Check every line below for the word "Mean" and copy each one that has it.

> Entries from a dataset
>> begin
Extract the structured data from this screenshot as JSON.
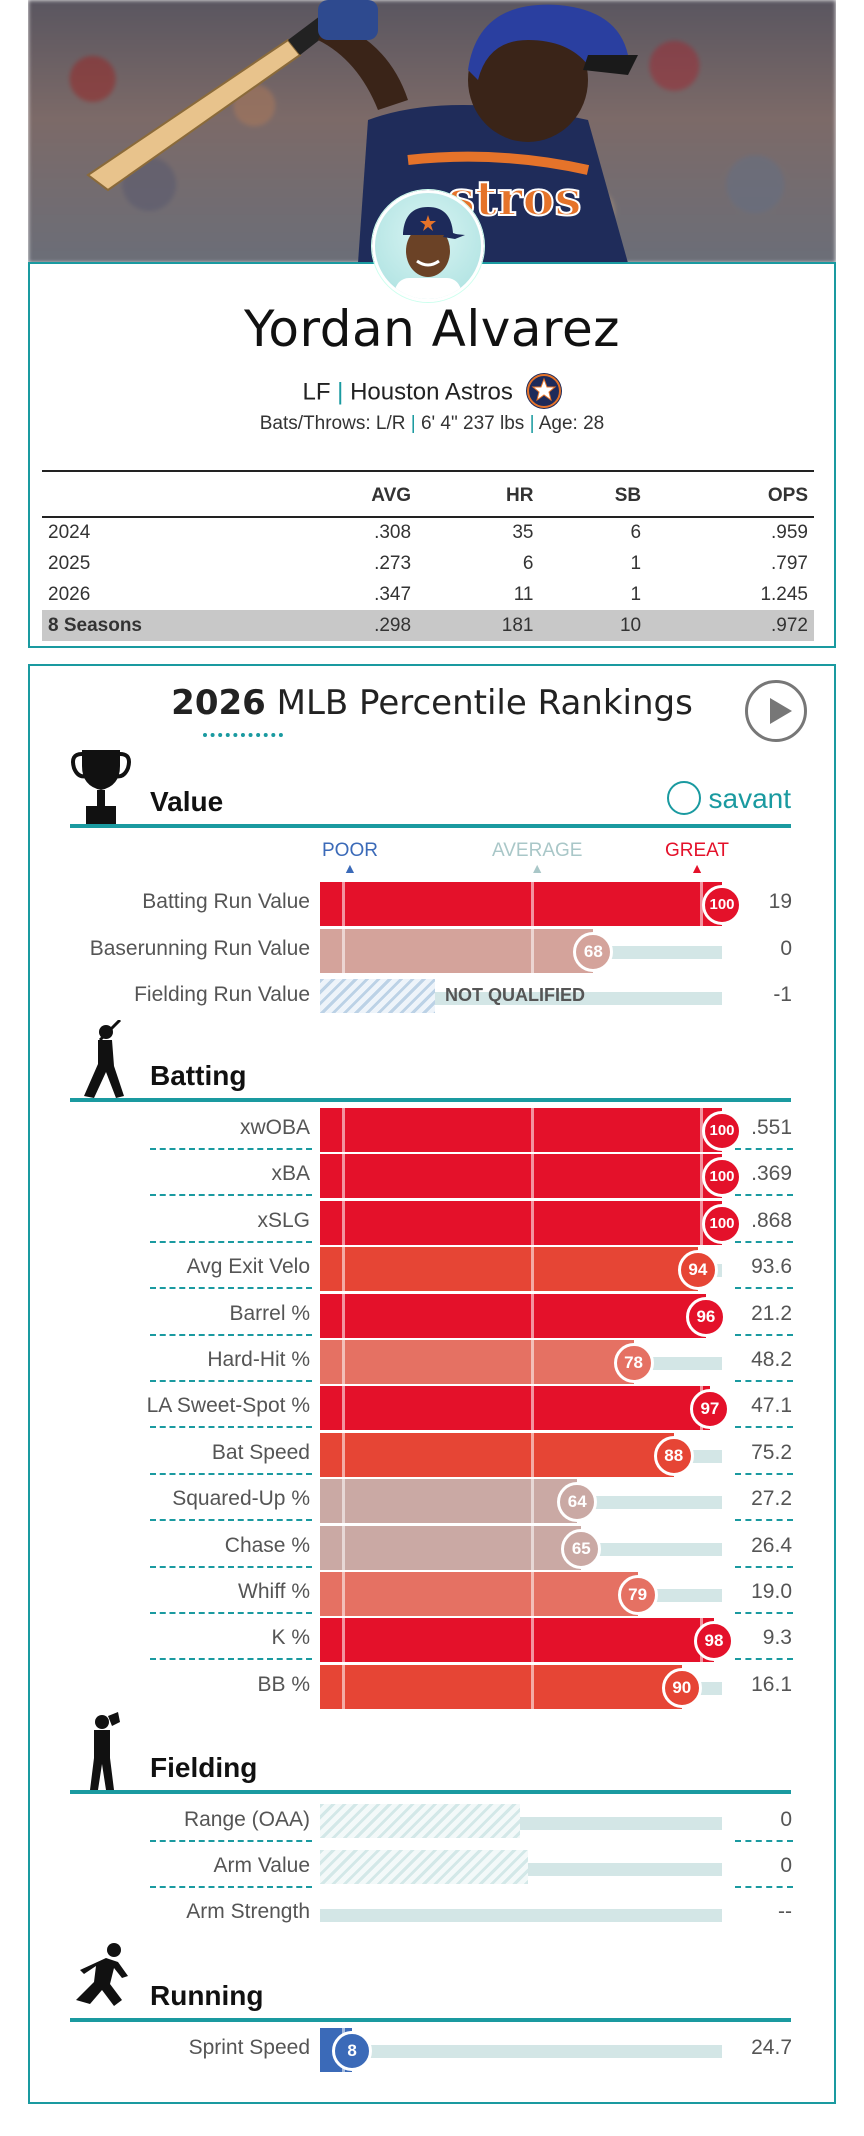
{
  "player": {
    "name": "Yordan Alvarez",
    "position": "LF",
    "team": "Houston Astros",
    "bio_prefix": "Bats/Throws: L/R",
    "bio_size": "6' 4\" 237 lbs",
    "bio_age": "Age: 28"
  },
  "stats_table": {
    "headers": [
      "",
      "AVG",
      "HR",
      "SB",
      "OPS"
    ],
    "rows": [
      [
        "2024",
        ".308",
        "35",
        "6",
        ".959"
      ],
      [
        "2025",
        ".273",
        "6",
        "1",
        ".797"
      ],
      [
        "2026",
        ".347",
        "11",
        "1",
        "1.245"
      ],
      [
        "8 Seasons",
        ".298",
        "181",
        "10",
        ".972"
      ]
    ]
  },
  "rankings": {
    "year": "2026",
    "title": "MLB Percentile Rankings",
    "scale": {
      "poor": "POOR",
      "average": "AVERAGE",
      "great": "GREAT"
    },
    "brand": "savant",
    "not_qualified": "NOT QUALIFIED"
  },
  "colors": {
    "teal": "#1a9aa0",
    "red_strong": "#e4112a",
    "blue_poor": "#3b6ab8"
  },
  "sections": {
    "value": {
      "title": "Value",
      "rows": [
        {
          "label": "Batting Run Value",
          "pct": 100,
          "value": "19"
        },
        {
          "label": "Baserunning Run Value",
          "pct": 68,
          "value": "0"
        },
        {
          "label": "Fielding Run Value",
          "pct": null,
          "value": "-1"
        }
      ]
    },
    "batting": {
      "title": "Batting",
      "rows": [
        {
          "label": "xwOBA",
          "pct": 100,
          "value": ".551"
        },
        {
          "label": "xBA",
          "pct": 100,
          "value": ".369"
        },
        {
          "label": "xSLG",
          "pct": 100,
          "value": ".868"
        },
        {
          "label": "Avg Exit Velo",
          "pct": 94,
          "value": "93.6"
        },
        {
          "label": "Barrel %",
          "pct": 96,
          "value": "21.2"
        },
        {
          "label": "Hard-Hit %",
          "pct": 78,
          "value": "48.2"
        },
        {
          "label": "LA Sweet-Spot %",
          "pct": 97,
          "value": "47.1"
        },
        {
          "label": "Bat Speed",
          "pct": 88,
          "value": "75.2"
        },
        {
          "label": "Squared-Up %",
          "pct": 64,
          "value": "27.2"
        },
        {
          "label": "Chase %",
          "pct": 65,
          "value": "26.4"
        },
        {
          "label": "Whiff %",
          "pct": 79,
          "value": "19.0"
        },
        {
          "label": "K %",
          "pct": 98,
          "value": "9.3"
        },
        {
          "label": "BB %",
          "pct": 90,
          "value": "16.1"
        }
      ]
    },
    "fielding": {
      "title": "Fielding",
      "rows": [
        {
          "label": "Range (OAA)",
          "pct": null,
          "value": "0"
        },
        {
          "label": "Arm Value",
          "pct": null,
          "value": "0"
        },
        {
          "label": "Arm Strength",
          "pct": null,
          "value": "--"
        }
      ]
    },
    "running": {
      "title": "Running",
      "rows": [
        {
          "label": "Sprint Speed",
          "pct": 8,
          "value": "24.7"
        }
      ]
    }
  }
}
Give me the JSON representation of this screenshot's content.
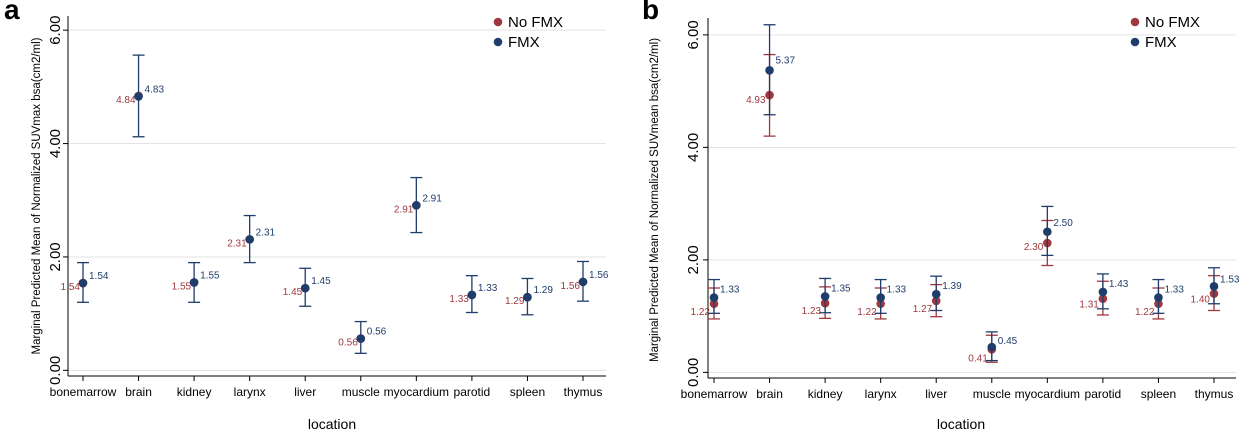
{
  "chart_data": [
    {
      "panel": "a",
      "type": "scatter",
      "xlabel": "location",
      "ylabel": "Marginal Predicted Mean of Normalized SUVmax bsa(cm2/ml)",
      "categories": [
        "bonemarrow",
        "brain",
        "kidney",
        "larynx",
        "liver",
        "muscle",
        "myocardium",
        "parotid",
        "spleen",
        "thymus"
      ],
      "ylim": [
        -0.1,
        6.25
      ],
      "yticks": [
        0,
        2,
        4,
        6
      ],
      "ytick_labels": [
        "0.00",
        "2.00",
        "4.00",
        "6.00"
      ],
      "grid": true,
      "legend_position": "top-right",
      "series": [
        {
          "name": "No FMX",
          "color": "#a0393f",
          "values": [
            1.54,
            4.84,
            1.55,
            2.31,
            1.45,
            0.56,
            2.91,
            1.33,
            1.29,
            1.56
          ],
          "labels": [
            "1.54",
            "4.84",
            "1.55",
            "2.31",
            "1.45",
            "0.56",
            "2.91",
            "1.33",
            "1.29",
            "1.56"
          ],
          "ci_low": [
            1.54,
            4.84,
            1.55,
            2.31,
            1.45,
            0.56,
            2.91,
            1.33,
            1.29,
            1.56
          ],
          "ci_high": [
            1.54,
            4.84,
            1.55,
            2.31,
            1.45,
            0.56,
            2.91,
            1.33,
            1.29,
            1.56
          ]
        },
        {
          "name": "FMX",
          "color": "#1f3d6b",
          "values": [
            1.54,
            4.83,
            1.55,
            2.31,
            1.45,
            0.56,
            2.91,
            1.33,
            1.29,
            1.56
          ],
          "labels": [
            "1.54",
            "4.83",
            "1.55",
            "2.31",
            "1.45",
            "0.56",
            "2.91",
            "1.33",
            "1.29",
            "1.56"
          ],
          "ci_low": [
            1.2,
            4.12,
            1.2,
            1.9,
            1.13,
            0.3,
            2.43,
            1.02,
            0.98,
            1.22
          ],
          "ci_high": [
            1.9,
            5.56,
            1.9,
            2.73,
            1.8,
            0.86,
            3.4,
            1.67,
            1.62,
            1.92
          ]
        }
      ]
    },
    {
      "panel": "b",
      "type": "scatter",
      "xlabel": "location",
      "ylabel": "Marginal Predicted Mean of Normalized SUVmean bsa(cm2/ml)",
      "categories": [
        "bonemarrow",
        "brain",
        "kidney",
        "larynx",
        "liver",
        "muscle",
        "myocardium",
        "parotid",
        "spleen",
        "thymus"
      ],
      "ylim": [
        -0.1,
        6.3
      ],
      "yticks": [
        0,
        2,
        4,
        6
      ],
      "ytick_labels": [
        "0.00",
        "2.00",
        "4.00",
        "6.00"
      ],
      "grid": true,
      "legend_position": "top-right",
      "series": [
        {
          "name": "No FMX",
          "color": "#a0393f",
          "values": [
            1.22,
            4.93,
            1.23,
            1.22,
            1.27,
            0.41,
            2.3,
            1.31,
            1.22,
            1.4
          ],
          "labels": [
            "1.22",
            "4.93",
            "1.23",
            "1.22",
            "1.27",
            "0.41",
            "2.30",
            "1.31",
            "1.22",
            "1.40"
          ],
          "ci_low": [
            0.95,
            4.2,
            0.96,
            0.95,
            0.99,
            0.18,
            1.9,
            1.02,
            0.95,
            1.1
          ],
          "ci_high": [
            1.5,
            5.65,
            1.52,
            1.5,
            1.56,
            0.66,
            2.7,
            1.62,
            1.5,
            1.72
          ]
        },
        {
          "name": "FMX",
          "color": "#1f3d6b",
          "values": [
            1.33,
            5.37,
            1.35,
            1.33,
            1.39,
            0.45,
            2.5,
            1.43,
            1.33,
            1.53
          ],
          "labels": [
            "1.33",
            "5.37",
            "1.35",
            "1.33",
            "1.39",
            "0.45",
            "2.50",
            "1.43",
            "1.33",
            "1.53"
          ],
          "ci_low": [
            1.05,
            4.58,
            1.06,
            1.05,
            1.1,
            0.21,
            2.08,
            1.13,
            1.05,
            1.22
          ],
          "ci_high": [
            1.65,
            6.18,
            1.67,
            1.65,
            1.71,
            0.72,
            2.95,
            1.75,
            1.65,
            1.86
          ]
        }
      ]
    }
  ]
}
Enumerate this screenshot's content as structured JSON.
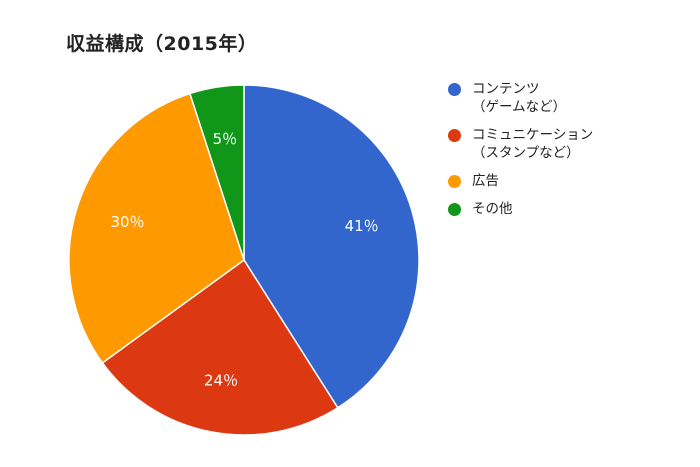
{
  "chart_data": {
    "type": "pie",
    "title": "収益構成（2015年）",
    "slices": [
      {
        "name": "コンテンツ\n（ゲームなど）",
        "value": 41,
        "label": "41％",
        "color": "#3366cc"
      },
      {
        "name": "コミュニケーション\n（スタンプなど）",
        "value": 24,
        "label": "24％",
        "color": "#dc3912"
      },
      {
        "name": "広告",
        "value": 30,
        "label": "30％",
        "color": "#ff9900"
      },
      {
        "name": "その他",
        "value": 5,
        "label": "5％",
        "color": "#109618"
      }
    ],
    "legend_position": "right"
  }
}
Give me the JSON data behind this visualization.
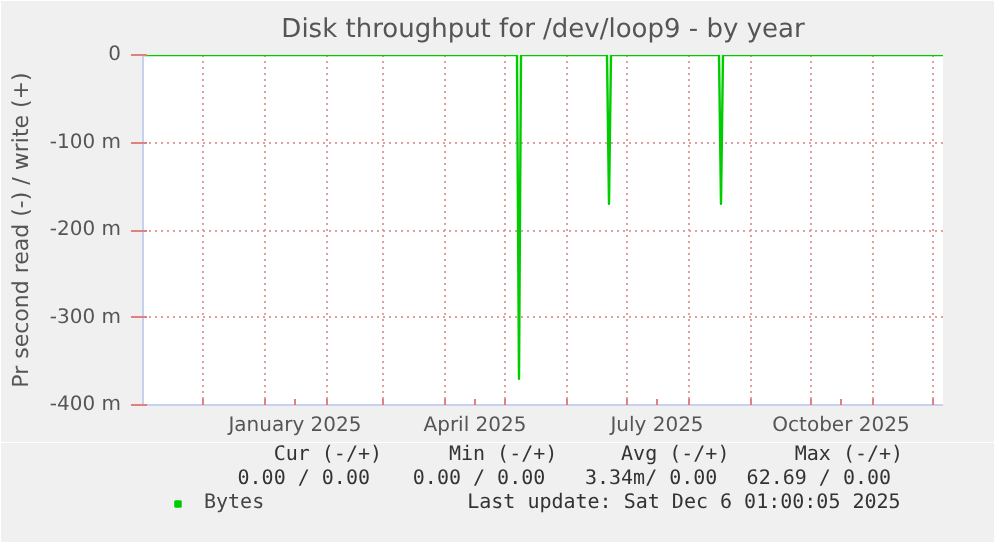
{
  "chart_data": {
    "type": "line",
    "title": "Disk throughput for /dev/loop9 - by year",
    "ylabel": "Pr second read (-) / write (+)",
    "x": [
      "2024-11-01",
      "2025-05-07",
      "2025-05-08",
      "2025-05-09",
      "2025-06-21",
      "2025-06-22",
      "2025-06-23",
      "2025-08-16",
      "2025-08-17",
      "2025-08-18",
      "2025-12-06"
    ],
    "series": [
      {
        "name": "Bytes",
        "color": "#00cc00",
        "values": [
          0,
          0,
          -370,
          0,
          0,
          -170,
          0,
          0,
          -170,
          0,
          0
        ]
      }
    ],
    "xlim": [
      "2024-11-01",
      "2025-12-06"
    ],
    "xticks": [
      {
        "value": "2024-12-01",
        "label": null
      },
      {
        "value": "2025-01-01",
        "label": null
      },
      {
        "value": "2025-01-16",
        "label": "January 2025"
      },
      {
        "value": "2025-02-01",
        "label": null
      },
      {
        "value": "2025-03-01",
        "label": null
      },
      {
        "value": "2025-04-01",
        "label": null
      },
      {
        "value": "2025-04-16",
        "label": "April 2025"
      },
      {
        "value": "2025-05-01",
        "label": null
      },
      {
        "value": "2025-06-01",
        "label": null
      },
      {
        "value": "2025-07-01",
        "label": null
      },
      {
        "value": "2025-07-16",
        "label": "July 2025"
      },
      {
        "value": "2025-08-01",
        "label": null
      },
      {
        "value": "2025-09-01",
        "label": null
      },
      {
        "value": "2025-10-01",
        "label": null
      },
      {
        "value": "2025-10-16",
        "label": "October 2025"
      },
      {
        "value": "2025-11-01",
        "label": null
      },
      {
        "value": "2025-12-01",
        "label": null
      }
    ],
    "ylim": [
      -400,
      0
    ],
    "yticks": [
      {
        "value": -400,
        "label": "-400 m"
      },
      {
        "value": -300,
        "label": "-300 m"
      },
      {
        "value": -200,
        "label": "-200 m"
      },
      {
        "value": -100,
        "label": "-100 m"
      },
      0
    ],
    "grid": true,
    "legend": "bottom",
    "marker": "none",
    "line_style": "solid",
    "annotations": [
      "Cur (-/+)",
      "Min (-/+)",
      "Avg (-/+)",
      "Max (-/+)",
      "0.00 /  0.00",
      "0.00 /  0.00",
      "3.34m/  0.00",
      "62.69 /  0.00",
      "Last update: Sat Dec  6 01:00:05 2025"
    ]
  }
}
>> end
> SOLUTION TO THIS EXERCISE
      "ylabel": "Marginal Predicted Mean of Normalized SUVmax bsa(cm2/ml)",
      "ylabel": "Marginal Predicted Mean of Normalized SUVmean bsa(cm2/ml)",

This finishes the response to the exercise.